● **ACTIVITIES**:
- a) List every word in the reply about the memory-hungry query that has at least two letters, is written entirely in capital letters, and contains no digits. Give each word only once.
- b) In the reply about the memory-hungry query, repeat word for word everything from "Timothy Garnett <tgarnett@panjiva.com>" to "upgrading to 9.3).".

(TEXT SHOWN)

Timothy Garnett <tgarnett@panjiva.com> writes:
> I have a query that's pulling data for another system using COPY (query) to
> STDOUT CSV on a 9.2.4 db (we're in the process of upgrading to 9.3).
> ...
> We're running into problems with the machine running out of memory with
> this single query process consuming over 100GB resident memory before the
> machine exhausts swap and the Linux OOM handling eventually kills it.
I wonder if you're hitting some sort of memory leak. What I'd suggest
doing to help diagnose that is to show us a memory map. Do this:
(1) Set a ulimit so that the process will get ENOMEM sometime before
the OOM killer awakens (this is good practice anyway, if you've not
disabled OOM kills). On Linux systems, ulimit -m or -v generally
does the trick. The easiest way to enforce this is to add a ulimit
command to the script that launches the postmaster, then restart.

(End TEXT SHOWN)
(RECORDED INFORMATION)

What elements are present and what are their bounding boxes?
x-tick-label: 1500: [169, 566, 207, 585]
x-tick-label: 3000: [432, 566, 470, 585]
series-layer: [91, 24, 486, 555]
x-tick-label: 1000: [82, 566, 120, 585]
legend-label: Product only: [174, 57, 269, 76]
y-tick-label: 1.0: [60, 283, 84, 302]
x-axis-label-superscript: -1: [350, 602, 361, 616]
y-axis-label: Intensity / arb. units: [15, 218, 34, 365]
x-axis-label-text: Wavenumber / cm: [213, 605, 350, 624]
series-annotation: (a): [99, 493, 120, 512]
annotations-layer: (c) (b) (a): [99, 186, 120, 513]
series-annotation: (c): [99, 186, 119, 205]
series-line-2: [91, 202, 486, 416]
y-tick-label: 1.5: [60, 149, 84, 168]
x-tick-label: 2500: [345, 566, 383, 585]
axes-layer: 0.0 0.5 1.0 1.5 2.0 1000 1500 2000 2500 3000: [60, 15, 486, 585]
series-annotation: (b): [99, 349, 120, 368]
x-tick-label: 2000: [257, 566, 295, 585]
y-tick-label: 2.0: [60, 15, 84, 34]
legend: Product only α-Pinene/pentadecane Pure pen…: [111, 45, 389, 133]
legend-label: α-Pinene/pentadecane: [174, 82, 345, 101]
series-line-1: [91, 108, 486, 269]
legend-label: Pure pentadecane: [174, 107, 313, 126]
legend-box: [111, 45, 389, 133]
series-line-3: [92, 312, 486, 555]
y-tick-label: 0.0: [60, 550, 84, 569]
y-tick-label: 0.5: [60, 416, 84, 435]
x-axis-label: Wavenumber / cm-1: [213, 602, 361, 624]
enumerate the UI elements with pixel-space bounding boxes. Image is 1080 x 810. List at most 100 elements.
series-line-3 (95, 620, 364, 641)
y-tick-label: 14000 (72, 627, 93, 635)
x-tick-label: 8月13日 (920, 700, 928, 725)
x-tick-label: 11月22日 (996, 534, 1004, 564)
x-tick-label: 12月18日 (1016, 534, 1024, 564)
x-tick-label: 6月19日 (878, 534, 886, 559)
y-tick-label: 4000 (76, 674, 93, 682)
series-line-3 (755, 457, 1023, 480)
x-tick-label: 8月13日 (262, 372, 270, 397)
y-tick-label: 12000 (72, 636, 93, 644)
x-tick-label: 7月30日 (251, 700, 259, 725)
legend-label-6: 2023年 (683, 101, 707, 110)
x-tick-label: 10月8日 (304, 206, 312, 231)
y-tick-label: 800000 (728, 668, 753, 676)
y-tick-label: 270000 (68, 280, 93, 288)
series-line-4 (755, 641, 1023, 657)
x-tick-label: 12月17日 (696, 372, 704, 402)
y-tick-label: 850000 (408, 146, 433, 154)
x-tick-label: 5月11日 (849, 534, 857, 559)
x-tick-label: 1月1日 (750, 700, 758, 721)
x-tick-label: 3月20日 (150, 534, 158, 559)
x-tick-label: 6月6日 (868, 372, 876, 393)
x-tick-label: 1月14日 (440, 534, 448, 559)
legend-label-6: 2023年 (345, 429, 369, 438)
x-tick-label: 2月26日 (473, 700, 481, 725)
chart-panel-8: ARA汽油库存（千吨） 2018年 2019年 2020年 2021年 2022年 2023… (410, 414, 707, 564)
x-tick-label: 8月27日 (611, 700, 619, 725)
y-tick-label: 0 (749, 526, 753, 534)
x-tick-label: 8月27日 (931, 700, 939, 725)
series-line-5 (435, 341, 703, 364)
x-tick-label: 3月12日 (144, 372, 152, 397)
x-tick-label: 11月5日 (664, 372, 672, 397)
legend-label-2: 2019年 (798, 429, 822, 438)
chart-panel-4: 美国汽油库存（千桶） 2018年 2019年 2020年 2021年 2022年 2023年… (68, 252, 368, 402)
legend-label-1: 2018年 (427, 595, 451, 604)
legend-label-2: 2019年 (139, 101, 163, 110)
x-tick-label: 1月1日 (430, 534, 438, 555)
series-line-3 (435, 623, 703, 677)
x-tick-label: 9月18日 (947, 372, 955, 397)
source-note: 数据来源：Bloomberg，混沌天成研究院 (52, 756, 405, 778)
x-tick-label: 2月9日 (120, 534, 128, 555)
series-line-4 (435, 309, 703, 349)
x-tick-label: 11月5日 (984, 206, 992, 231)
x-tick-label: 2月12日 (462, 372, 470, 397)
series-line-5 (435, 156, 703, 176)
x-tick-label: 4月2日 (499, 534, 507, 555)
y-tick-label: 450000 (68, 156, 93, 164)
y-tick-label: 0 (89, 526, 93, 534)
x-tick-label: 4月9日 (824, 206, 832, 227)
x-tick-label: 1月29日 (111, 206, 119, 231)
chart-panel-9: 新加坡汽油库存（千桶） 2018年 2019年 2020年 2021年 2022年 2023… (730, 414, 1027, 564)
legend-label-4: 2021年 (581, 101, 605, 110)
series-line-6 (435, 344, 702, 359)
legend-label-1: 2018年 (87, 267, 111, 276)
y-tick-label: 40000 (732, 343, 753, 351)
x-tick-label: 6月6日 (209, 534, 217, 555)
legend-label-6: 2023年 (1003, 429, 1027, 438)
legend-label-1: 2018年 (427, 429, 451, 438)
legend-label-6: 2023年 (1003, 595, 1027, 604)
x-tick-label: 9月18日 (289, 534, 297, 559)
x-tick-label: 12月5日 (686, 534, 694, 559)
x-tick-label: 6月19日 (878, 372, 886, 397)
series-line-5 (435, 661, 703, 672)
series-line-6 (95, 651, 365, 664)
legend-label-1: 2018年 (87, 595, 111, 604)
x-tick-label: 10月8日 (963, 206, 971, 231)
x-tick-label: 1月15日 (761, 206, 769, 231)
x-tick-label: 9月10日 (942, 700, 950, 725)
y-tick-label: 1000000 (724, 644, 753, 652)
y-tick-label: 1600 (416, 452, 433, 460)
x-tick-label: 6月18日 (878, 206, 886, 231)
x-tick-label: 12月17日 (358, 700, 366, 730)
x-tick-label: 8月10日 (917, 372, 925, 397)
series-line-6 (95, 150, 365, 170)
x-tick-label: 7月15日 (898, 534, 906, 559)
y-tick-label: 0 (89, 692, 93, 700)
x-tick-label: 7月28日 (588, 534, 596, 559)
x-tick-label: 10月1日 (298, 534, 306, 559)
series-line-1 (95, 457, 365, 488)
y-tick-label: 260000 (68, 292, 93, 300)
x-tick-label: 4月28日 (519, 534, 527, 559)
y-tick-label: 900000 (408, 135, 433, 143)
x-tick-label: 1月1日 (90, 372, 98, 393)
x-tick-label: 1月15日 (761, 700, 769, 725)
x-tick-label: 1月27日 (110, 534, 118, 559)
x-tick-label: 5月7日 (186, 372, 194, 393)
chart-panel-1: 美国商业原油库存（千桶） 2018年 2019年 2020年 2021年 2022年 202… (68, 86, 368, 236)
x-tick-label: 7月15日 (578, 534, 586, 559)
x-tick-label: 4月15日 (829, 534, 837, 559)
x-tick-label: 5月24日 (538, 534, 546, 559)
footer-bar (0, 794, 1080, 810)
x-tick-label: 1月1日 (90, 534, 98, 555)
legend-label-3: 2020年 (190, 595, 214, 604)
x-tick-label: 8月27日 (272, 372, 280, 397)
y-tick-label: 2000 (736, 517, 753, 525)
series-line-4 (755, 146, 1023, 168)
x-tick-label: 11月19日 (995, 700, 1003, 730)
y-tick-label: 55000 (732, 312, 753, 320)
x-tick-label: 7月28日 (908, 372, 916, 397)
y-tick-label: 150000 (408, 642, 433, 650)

(End RECORDED INFORMATION)

● **ANSWERS FOR EACH ITEM**:
- a) COPY, STDOUT, CSV, OOM, ENOMEM

- b)
Timothy Garnett <tgarnett@panjiva.com> writes:
> I have a query that's pulling data for another system using COPY (query) to
> STDOUT CSV on a 9.2.4 db (we're in the process of upgrading to 9.3).